(Stored entries)
────────────────────

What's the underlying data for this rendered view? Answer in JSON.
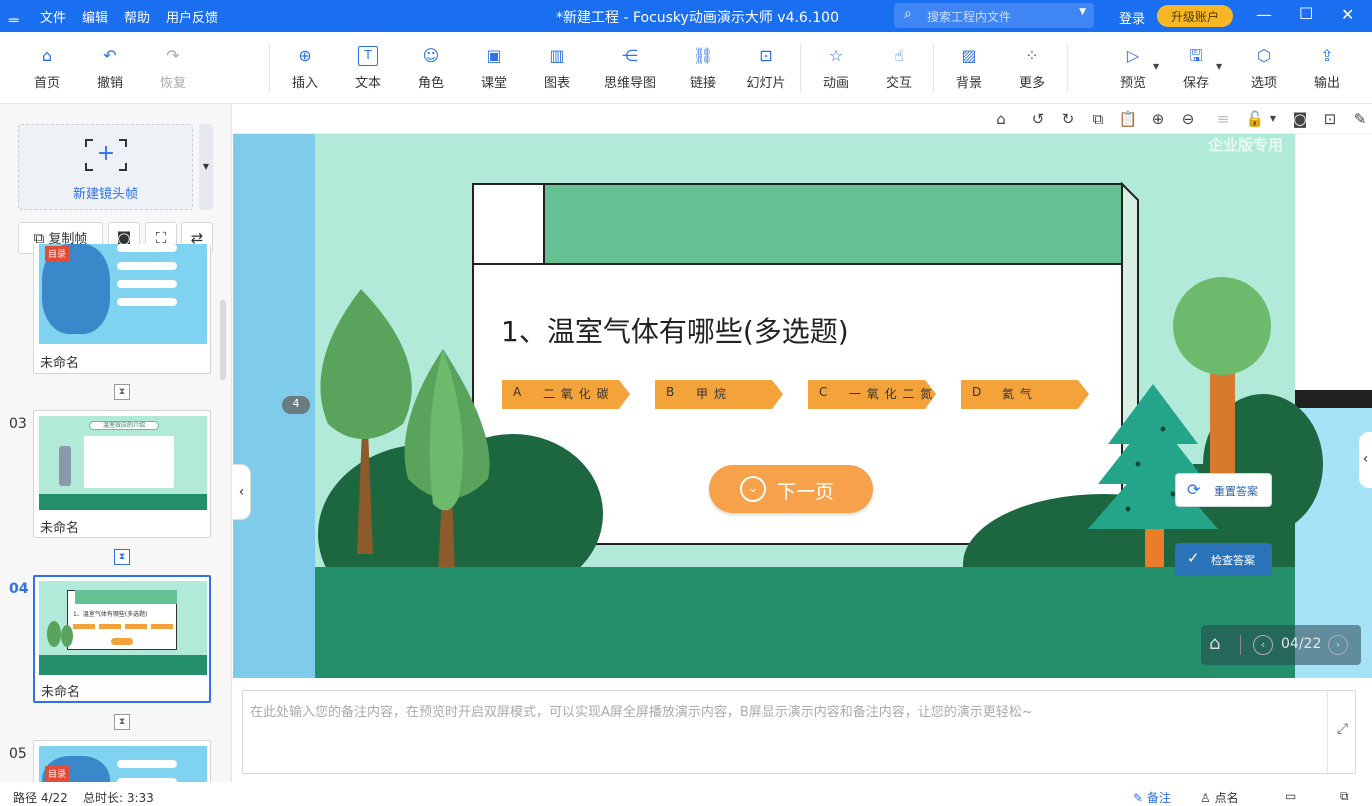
{
  "titlebar": {
    "logo_icon": "fold-icon",
    "menu": [
      "文件",
      "编辑",
      "帮助",
      "用户反馈"
    ],
    "title": "*新建工程 - Focusky动画演示大师  v4.6.100",
    "search_placeholder": "搜索工程内文件",
    "login": "登录",
    "upgrade": "升级账户"
  },
  "toolbar": {
    "items": [
      {
        "label": "首页",
        "icon": "home-icon"
      },
      {
        "label": "撤销",
        "icon": "undo-icon"
      },
      {
        "label": "恢复",
        "icon": "redo-icon"
      },
      {
        "label": "插入",
        "icon": "plus-circle-icon"
      },
      {
        "label": "文本",
        "icon": "text-icon"
      },
      {
        "label": "角色",
        "icon": "character-icon"
      },
      {
        "label": "课堂",
        "icon": "classroom-icon"
      },
      {
        "label": "图表",
        "icon": "bar-chart-icon"
      },
      {
        "label": "思维导图",
        "icon": "mindmap-icon"
      },
      {
        "label": "链接",
        "icon": "link-icon"
      },
      {
        "label": "幻灯片",
        "icon": "slides-icon"
      },
      {
        "label": "动画",
        "icon": "star-icon"
      },
      {
        "label": "交互",
        "icon": "hand-icon"
      },
      {
        "label": "背景",
        "icon": "background-icon"
      },
      {
        "label": "更多",
        "icon": "more-icon"
      },
      {
        "label": "预览",
        "icon": "play-icon"
      },
      {
        "label": "保存",
        "icon": "save-icon"
      },
      {
        "label": "选项",
        "icon": "options-icon"
      },
      {
        "label": "输出",
        "icon": "export-icon"
      }
    ]
  },
  "left": {
    "new_frame_label": "新建镜头帧",
    "copy_frame_label": "复制帧",
    "slides": [
      {
        "num": "",
        "name": "未命名",
        "thumb_text": "目录"
      },
      {
        "num": "03",
        "name": "未命名",
        "thumb_text": "温室效应的介绍"
      },
      {
        "num": "04",
        "name": "未命名",
        "thumb_text": "1、温室气体有哪些(多选题)"
      },
      {
        "num": "05",
        "name": "",
        "thumb_text": "目录"
      }
    ]
  },
  "stage": {
    "watermark": "企业版专用",
    "frame_badge": "4",
    "question": "1、温室气体有哪些(多选题)",
    "options": [
      {
        "letter": "A",
        "text": "二 氧 化 碳"
      },
      {
        "letter": "B",
        "text": "甲 烷"
      },
      {
        "letter": "C",
        "text": "一 氧 化 二 氮"
      },
      {
        "letter": "D",
        "text": "氦 气"
      }
    ],
    "next_label": "下一页",
    "reset_label": "重置答案",
    "check_label": "检查答案",
    "page_indicator": "04/22",
    "colors": {
      "sky": "#b1ead9",
      "panel_header": "#66c194",
      "option": "#f4a33b",
      "ground": "#24906b",
      "side_blue": "#7ecbea"
    }
  },
  "notes": {
    "placeholder": "在此处输入您的备注内容，在预览时开启双屏模式，可以实现A屏全屏播放演示内容，B屏显示演示内容和备注内容，让您的演示更轻松~"
  },
  "status": {
    "path": "路径 4/22",
    "duration": "总时长: 3:33",
    "notes_label": "备注",
    "rollcall_label": "点名"
  }
}
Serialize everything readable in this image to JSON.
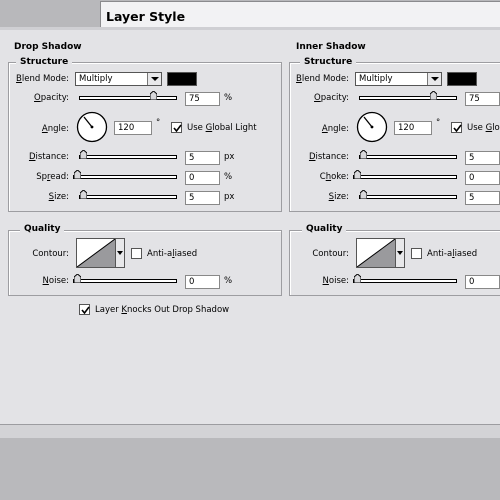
{
  "window": {
    "title": "Layer Style"
  },
  "drop_shadow": {
    "title": "Drop Shadow",
    "structure": {
      "legend": "Structure",
      "blend_mode": {
        "label": "Blend Mode:",
        "value": "Multiply",
        "color": "#000000"
      },
      "opacity": {
        "label": "Opacity:",
        "value": "75",
        "unit": "%",
        "slider_fraction": 0.75
      },
      "angle": {
        "label": "Angle:",
        "value": "120",
        "unit": "°",
        "global_light": {
          "label": "Use Global Light",
          "checked": true
        }
      },
      "distance": {
        "label": "Distance:",
        "value": "5",
        "unit": "px",
        "slider_fraction": 0.0
      },
      "spread": {
        "label": "Spread:",
        "value": "0",
        "unit": "%",
        "slider_fraction": 0.0
      },
      "size": {
        "label": "Size:",
        "value": "5",
        "unit": "px",
        "slider_fraction": 0.0
      }
    },
    "quality": {
      "legend": "Quality",
      "contour": {
        "label": "Contour:"
      },
      "anti_aliased": {
        "label": "Anti-aliased",
        "checked": false
      },
      "noise": {
        "label": "Noise:",
        "value": "0",
        "unit": "%",
        "slider_fraction": 0.0
      }
    },
    "knocks_out": {
      "label": "Layer Knocks Out Drop Shadow",
      "checked": true
    }
  },
  "inner_shadow": {
    "title": "Inner Shadow",
    "structure": {
      "legend": "Structure",
      "blend_mode": {
        "label": "Blend Mode:",
        "value": "Multiply",
        "color": "#000000"
      },
      "opacity": {
        "label": "Opacity:",
        "value": "75",
        "slider_fraction": 0.75
      },
      "angle": {
        "label": "Angle:",
        "value": "120",
        "unit": "°",
        "global_light": {
          "label": "Use Glo",
          "checked": true
        }
      },
      "distance": {
        "label": "Distance:",
        "value": "5",
        "slider_fraction": 0.0
      },
      "choke": {
        "label": "Choke:",
        "value": "0",
        "slider_fraction": 0.0
      },
      "size": {
        "label": "Size:",
        "value": "5",
        "slider_fraction": 0.0
      }
    },
    "quality": {
      "legend": "Quality",
      "contour": {
        "label": "Contour:"
      },
      "anti_aliased": {
        "label": "Anti-aliased",
        "checked": false
      },
      "noise": {
        "label": "Noise:",
        "value": "0",
        "slider_fraction": 0.0
      }
    }
  }
}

────────────────────

## PROBLEM DETAILS
Search the data for the word "JSON" and copy each line where it appears.

## TASK RESULT
What's the underlying data for this rendered view? Answer in JSON.
Serialize everything readable in this image to JSON.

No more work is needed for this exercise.